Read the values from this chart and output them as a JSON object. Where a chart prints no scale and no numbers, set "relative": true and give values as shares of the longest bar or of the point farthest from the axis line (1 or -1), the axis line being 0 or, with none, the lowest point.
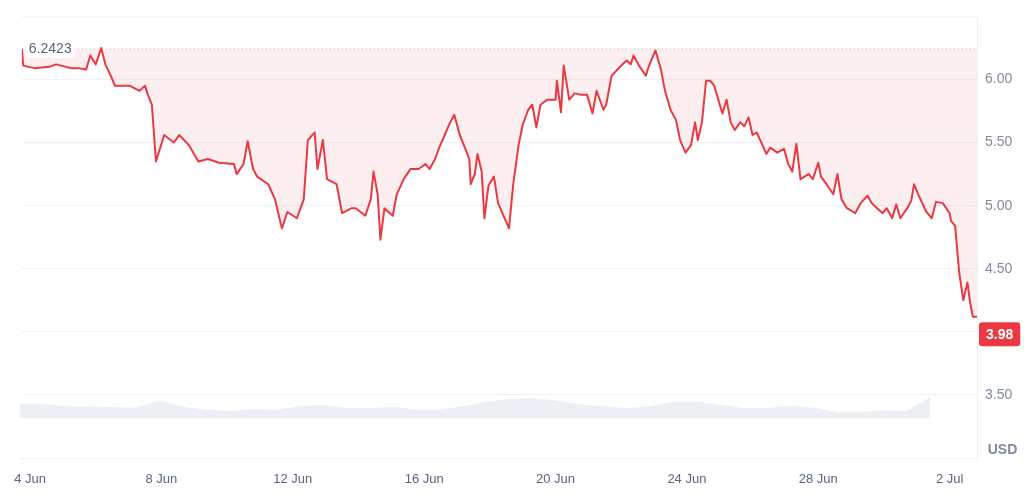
{
  "chart_data": [
    {
      "type": "line",
      "ylabel": "USD",
      "grid": "y",
      "x": [
        "--06-03T18:00",
        "--06-03T19:00",
        "--06-04T03:00",
        "--06-04T14:00",
        "--06-04T19:00",
        "--06-05T06:00",
        "--06-05T11:00",
        "--06-05T17:00",
        "--06-05T20:00",
        "--06-06T00:00",
        "--06-06T04:00",
        "--06-06T07:00",
        "--06-06T11:00",
        "--06-06T14:00",
        "--06-07T01:00",
        "--06-07T08:00",
        "--06-07T12:00",
        "--06-07T14:00",
        "--06-07T17:00",
        "--06-07T20:00",
        "--06-08T02:00",
        "--06-08T09:00",
        "--06-08T13:00",
        "--06-08T20:00",
        "--06-09T03:00",
        "--06-09T10:00",
        "--06-09T18:00",
        "--06-10T05:00",
        "--06-10T07:00",
        "--06-10T12:00",
        "--06-10T15:00",
        "--06-10T19:00",
        "--06-10T22:00",
        "--06-11T06:00",
        "--06-11T11:00",
        "--06-11T16:00",
        "--06-11T20:00",
        "--06-12T03:00",
        "--06-12T08:00",
        "--06-12T11:00",
        "--06-12T16:00",
        "--06-12T18:00",
        "--06-12T22:00",
        "--06-13T01:00",
        "--06-13T08:00",
        "--06-13T12:00",
        "--06-13T19:00",
        "--06-13T22:00",
        "--06-14T05:00",
        "--06-14T09:00",
        "--06-14T11:00",
        "--06-14T14:00",
        "--06-14T16:00",
        "--06-14T19:00",
        "--06-15T01:00",
        "--06-15T04:00",
        "--06-15T09:00",
        "--06-15T14:00",
        "--06-15T20:00",
        "--06-16T01:00",
        "--06-16T04:00",
        "--06-16T08:00",
        "--06-16T11:00",
        "--06-16T15:00",
        "--06-16T19:00",
        "--06-16T22:00",
        "--06-17T02:00",
        "--06-17T05:00",
        "--06-17T09:00",
        "--06-17T10:00",
        "--06-17T13:00",
        "--06-17T15:00",
        "--06-17T18:00",
        "--06-17T20:00",
        "--06-17T23:00",
        "--06-18T03:00",
        "--06-18T06:00",
        "--06-18T14:00",
        "--06-18T17:00",
        "--06-18T21:00",
        "--06-19T00:00",
        "--06-19T04:00",
        "--06-19T07:00",
        "--06-19T10:00",
        "--06-19T13:00",
        "--06-19T18:00",
        "--06-20T00:00",
        "--06-20T01:00",
        "--06-20T04:00",
        "--06-20T06:00",
        "--06-20T10:00",
        "--06-20T14:00",
        "--06-20T18:00",
        "--06-20T23:00",
        "--06-21T03:00",
        "--06-21T06:00",
        "--06-21T11:00",
        "--06-21T13:00",
        "--06-21T17:00",
        "--06-22T00:00",
        "--06-22T04:00",
        "--06-22T07:00",
        "--06-22T09:00",
        "--06-22T13:00",
        "--06-22T18:00",
        "--06-22T20:00",
        "--06-23T01:00",
        "--06-23T05:00",
        "--06-23T08:00",
        "--06-23T12:00",
        "--06-23T16:00",
        "--06-23T19:00",
        "--06-23T23:00",
        "--06-24T03:00",
        "--06-24T06:00",
        "--06-24T08:00",
        "--06-24T11:00",
        "--06-24T14:00",
        "--06-24T17:00",
        "--06-24T20:00",
        "--06-25T00:00",
        "--06-25T02:00",
        "--06-25T05:00",
        "--06-25T08:00",
        "--06-25T11:00",
        "--06-25T15:00",
        "--06-25T18:00",
        "--06-25T21:00",
        "--06-26T00:00",
        "--06-26T03:00",
        "--06-26T06:00",
        "--06-26T10:00",
        "--06-26T13:00",
        "--06-26T18:00",
        "--06-26T23:00",
        "--06-27T02:00",
        "--06-27T05:00",
        "--06-27T08:00",
        "--06-27T11:00",
        "--06-27T17:00",
        "--06-27T20:00",
        "--06-28T00:00",
        "--06-28T02:00",
        "--06-28T06:00",
        "--06-28T11:00",
        "--06-28T14:00",
        "--06-28T17:00",
        "--06-28T21:00",
        "--06-29T03:00",
        "--06-29T07:00",
        "--06-29T12:00",
        "--06-29T15:00",
        "--06-29T19:00",
        "--06-29T23:00",
        "--06-30T02:00",
        "--06-30T06:00",
        "--06-30T09:00",
        "--06-30T12:00",
        "--06-30T17:00",
        "--06-30T20:00",
        "--06-30T22:00",
        "--07-01T01:00",
        "--07-01T07:00",
        "--07-01T11:00",
        "--07-01T14:00",
        "--07-01T19:00",
        "--07-02T00:00",
        "--07-02T01:00",
        "--07-02T04:00",
        "--07-02T07:00",
        "--07-02T10:00",
        "--07-02T13:00",
        "--07-02T15:00",
        "--07-02T17:00",
        "--07-02T20:00"
      ],
      "series": [
        {
          "color": "#ea3943",
          "values": [
            6.24,
            6.11,
            6.09,
            6.1,
            6.12,
            6.09,
            6.09,
            6.08,
            6.19,
            6.12,
            6.25,
            6.12,
            6.03,
            5.95,
            5.95,
            5.91,
            5.95,
            5.88,
            5.8,
            5.35,
            5.56,
            5.5,
            5.56,
            5.48,
            5.35,
            5.37,
            5.34,
            5.33,
            5.25,
            5.33,
            5.51,
            5.29,
            5.23,
            5.17,
            5.05,
            4.82,
            4.95,
            4.9,
            5.05,
            5.52,
            5.58,
            5.29,
            5.52,
            5.21,
            5.17,
            4.94,
            4.98,
            4.98,
            4.92,
            5.05,
            5.27,
            5.09,
            4.73,
            4.98,
            4.92,
            5.09,
            5.21,
            5.29,
            5.29,
            5.33,
            5.29,
            5.37,
            5.46,
            5.56,
            5.66,
            5.72,
            5.56,
            5.48,
            5.37,
            5.17,
            5.25,
            5.41,
            5.27,
            4.9,
            5.16,
            5.23,
            5.02,
            4.82,
            5.16,
            5.48,
            5.64,
            5.76,
            5.8,
            5.62,
            5.8,
            5.84,
            5.84,
            5.99,
            5.74,
            6.11,
            5.84,
            5.89,
            5.88,
            5.88,
            5.73,
            5.91,
            5.76,
            5.8,
            6.03,
            6.11,
            6.15,
            6.12,
            6.19,
            6.11,
            6.03,
            6.1,
            6.23,
            6.08,
            5.91,
            5.76,
            5.68,
            5.52,
            5.42,
            5.48,
            5.66,
            5.52,
            5.66,
            5.99,
            5.99,
            5.95,
            5.8,
            5.73,
            5.84,
            5.66,
            5.6,
            5.66,
            5.63,
            5.7,
            5.56,
            5.58,
            5.51,
            5.41,
            5.46,
            5.42,
            5.45,
            5.33,
            5.27,
            5.49,
            5.21,
            5.25,
            5.21,
            5.34,
            5.23,
            5.17,
            5.09,
            5.25,
            5.05,
            4.98,
            4.94,
            5.02,
            5.08,
            5.02,
            4.98,
            4.94,
            4.98,
            4.9,
            5.01,
            4.9,
            4.98,
            5.04,
            5.17,
            5.09,
            4.95,
            4.9,
            5.03,
            5.02,
            4.94,
            4.88,
            4.84,
            4.47,
            4.25,
            4.39,
            4.23,
            4.12,
            4.12
          ]
        }
      ],
      "xlim": [
        "--06-03T18:00",
        "--07-02T20:00"
      ],
      "xticks": [
        {
          "value": "--06-04",
          "label": "4 Jun"
        },
        {
          "value": "--06-08",
          "label": "8 Jun"
        },
        {
          "value": "--06-12",
          "label": "12 Jun"
        },
        {
          "value": "--06-16",
          "label": "16 Jun"
        },
        {
          "value": "--06-20",
          "label": "20 Jun"
        },
        {
          "value": "--06-24",
          "label": "24 Jun"
        },
        {
          "value": "--06-28",
          "label": "28 Jun"
        },
        {
          "value": "--07-02",
          "label": "2 Jul"
        }
      ],
      "ylim": [
        3.0,
        6.5
      ],
      "yticks": [
        {
          "value": 3.5,
          "label": "3.50"
        },
        {
          "value": 4,
          "label": null
        },
        {
          "value": 4.5,
          "label": "4.50"
        },
        {
          "value": 5,
          "label": "5.00"
        },
        {
          "value": 5.5,
          "label": "5.50"
        },
        {
          "value": 6,
          "label": "6.00"
        }
      ],
      "ref_lines": [
        {
          "axis": "y",
          "value": 6.2423,
          "label": "6.2423",
          "line_style": "dotted",
          "color": "#a6b0c3"
        }
      ],
      "annotations": [
        {
          "text": "3.98",
          "y": 3.98
        }
      ]
    },
    {
      "type": "area",
      "relative": true,
      "color": "#eceff3",
      "categories": [
        null,
        null,
        null,
        null,
        null,
        null,
        null,
        null,
        null,
        null,
        null,
        null,
        null,
        null,
        null,
        null,
        null,
        null,
        null,
        null,
        null,
        null,
        null,
        null,
        null,
        null,
        null,
        null,
        null,
        null,
        null,
        null,
        null,
        null,
        null,
        null,
        null,
        null,
        null,
        null
      ],
      "values": [
        0.68,
        0.68,
        0.55,
        0.54,
        0.52,
        0.49,
        0.84,
        0.53,
        0.39,
        0.31,
        0.42,
        0.39,
        0.56,
        0.63,
        0.47,
        0.47,
        0.53,
        0.39,
        0.4,
        0.56,
        0.79,
        0.92,
        0.97,
        0.84,
        0.66,
        0.55,
        0.47,
        0.56,
        0.79,
        0.79,
        0.63,
        0.47,
        0.47,
        0.58,
        0.49,
        0.28,
        0.28,
        0.35,
        0.32,
        1
      ]
    }
  ]
}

• [Work instructions] Go through the material and copy out every line with "axis" in it.

• [Task answer]
Read the values from this chart and output them as a JSON object. Where a chart prints no scale and no numbers, set "relative": true and give values as shares of the longest bar or of the point farthest from the axis line (1 or -1), the axis line being 0 or, with none, the lowest point.
          "axis": "y",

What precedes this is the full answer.